Start of DATA PROVIDED

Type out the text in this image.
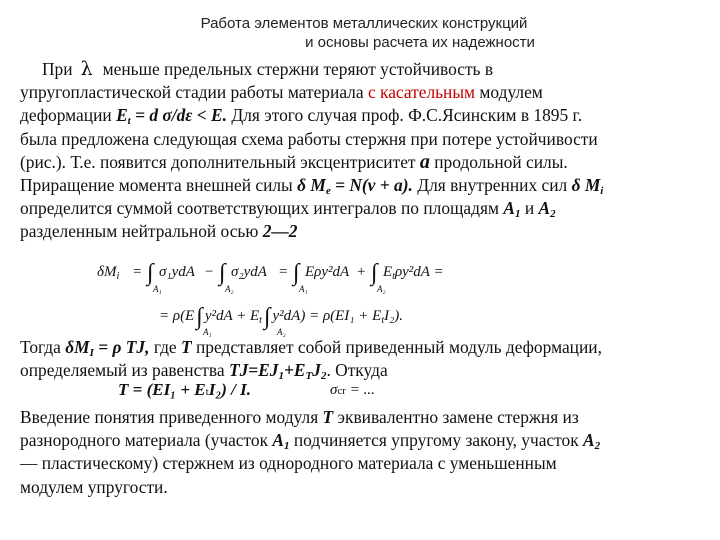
Работа элементов металлических конструкций
и основы расчета их надежности
При λ меньше предельных стержни теряют устойчивость в
упругопластической стадии работы материала с касательным модулем
деформации $E_t = d$ σ/dε < E. Для этого случая проф. Ф.С.Ясинским в 1895 г.
была предложена следующая схема работы стержня при потере устойчивости
(рис.). Т.е. появится дополнительный эксцентриситет a продольной силы.
Приращение момента внешней силы δ $M_e = N(\nu + a)$. Для внутренних сил δ $M_i$
определится суммой соответствующих интегралов по площадям $A_1$ и $A_2$
разделенным нейтральной осью 2—2
$\delta M_i$ = ∫ σ₁ydA − ∫ σ₂ydA = ∫ Eρy²dA + ∫ $E_t\rho y^2dA$ =
A₁	A₂	A₁	A₂
= ρ(E∫ $y^2dA + E_t\int$ $y^2dA) = \rho(EI_1 + E_tI_2)$.
A₁	A₂
Тогда $\delta M_I = \rho$ TJ, где T представляет собой приведенный модуль деформации,
определяемый из равенства $TJ=EJ_1+E_TJ_2$. Откуда
T = (EI₁ + EtI₂) / I.	σcr = ...
Введение понятия приведенного модуля T эквивалентно замене стержня из
разнородного материала (участок $A_1$ подчиняется упругому закону, участок $A_2$
— пластическому) стержнем из однородного материала с уменьшенным
модулем упругости.
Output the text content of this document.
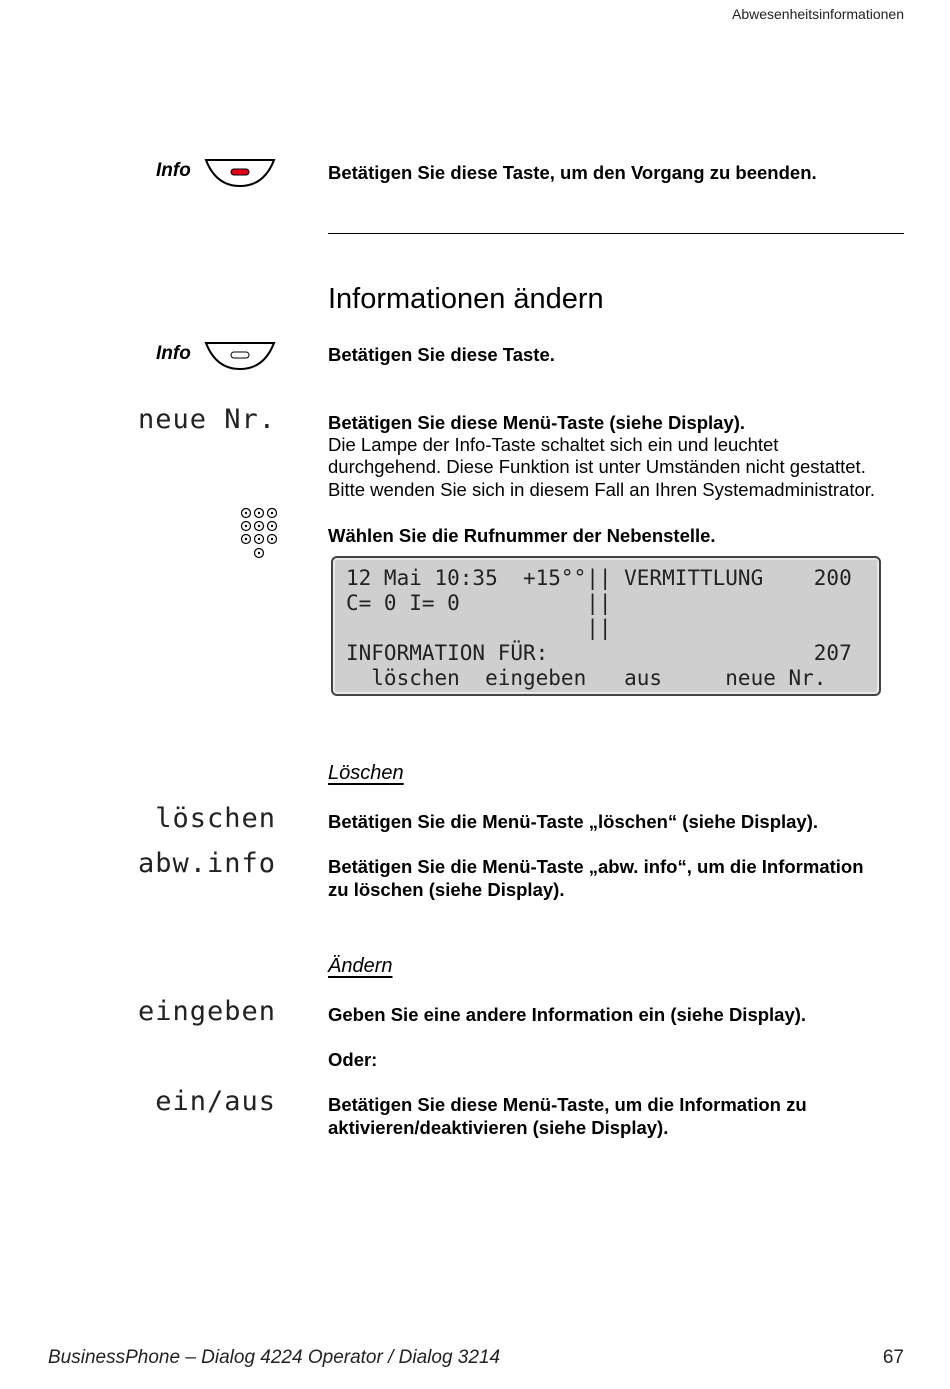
Abwesenheitsinformationen
Info	Betätigen Sie diese Taste, um den Vorgang zu beenden.
Informationen ändern
Info	Betätigen Sie diese Taste.
neue Nr.	Betätigen Sie diese Menü-Taste (siehe Display).
Die Lampe der Info-Taste schaltet sich ein und leuchtet
durchgehend. Diese Funktion ist unter Umständen nicht gestattet.
Bitte wenden Sie sich in diesem Fall an Ihren Systemadministrator.
Wählen Sie die Rufnummer der Nebenstelle.
12 Mai 10:35  +15°°|| VERMITTLUNG    200
C= 0 I= 0          ||
||
INFORMATION FÜR:                     207
löschen  eingeben   aus     neue Nr.
Löschen
löschen	Betätigen Sie die Menü-Taste „löschen“ (siehe Display).
abw.info	Betätigen Sie die Menü-Taste „abw. info“, um die Information
zu löschen (siehe Display).
Ändern
eingeben	Geben Sie eine andere Information ein (siehe Display).
Oder:
ein/aus	Betätigen Sie diese Menü-Taste, um die Information zu
aktivieren/deaktivieren (siehe Display).
BusinessPhone – Dialog 4224 Operator / Dialog 3214	67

End of DATA PROVIDED

→ **WHAT IS ASKED**
Across the entries, how many lines hold the word "работы"? Say only the number.

→ **CORRECT OUTPUT**
2